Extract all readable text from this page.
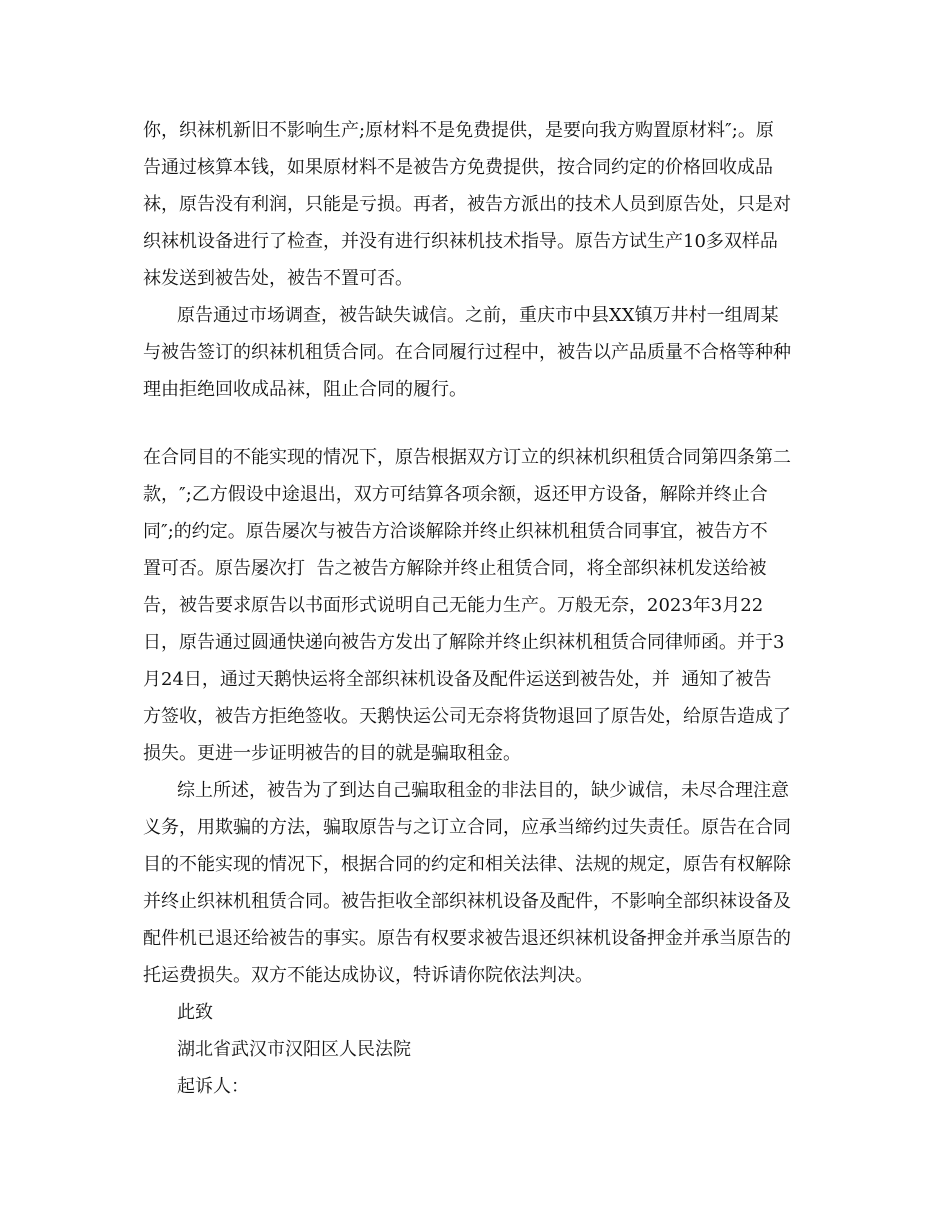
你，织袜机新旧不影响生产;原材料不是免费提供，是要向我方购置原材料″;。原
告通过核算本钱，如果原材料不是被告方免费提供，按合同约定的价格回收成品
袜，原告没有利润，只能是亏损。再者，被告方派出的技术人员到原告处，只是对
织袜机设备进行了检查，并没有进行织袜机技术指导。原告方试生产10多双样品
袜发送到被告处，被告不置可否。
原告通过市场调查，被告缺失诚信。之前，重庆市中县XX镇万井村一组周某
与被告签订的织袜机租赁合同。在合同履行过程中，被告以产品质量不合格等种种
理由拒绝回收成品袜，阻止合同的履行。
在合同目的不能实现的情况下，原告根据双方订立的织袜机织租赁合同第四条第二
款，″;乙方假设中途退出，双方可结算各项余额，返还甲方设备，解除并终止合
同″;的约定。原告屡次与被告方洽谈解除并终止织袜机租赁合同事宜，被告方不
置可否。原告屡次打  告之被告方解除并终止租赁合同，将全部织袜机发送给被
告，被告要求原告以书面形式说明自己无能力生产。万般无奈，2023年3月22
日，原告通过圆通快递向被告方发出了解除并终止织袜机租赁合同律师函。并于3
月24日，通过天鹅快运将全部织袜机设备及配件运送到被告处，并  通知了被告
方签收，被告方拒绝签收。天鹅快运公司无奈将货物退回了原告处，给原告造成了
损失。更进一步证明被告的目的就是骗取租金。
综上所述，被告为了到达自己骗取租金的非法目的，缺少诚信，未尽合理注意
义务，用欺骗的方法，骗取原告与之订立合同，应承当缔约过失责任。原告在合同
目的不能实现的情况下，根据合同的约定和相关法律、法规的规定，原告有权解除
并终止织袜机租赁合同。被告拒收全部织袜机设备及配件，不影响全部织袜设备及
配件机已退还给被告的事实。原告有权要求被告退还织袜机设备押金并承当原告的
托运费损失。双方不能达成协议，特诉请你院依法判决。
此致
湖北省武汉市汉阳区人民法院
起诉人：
○ ○ ○ ○
> **Description of the task**
Set every line down exactly as written, leaving each picture out.

> **Full solution**
Extract all readable text from this page.
你，织袜机新旧不影响生产;原材料不是免费提供，是要向我方购置原材料″;。原
告通过核算本钱，如果原材料不是被告方免费提供，按合同约定的价格回收成品
袜，原告没有利润，只能是亏损。再者，被告方派出的技术人员到原告处，只是对
织袜机设备进行了检查，并没有进行织袜机技术指导。原告方试生产10多双样品
袜发送到被告处，被告不置可否。
原告通过市场调查，被告缺失诚信。之前，重庆市中县XX镇万井村一组周某
与被告签订的织袜机租赁合同。在合同履行过程中，被告以产品质量不合格等种种
理由拒绝回收成品袜，阻止合同的履行。
在合同目的不能实现的情况下，原告根据双方订立的织袜机织租赁合同第四条第二
款，″;乙方假设中途退出，双方可结算各项余额，返还甲方设备，解除并终止合
同″;的约定。原告屡次与被告方洽谈解除并终止织袜机租赁合同事宜，被告方不
置可否。原告屡次打  告之被告方解除并终止租赁合同，将全部织袜机发送给被
告，被告要求原告以书面形式说明自己无能力生产。万般无奈，2023年3月22
日，原告通过圆通快递向被告方发出了解除并终止织袜机租赁合同律师函。并于3
月24日，通过天鹅快运将全部织袜机设备及配件运送到被告处，并  通知了被告
方签收，被告方拒绝签收。天鹅快运公司无奈将货物退回了原告处，给原告造成了
损失。更进一步证明被告的目的就是骗取租金。
综上所述，被告为了到达自己骗取租金的非法目的，缺少诚信，未尽合理注意
义务，用欺骗的方法，骗取原告与之订立合同，应承当缔约过失责任。原告在合同
目的不能实现的情况下，根据合同的约定和相关法律、法规的规定，原告有权解除
并终止织袜机租赁合同。被告拒收全部织袜机设备及配件，不影响全部织袜设备及
配件机已退还给被告的事实。原告有权要求被告退还织袜机设备押金并承当原告的
托运费损失。双方不能达成协议，特诉请你院依法判决。
此致
湖北省武汉市汉阳区人民法院
起诉人：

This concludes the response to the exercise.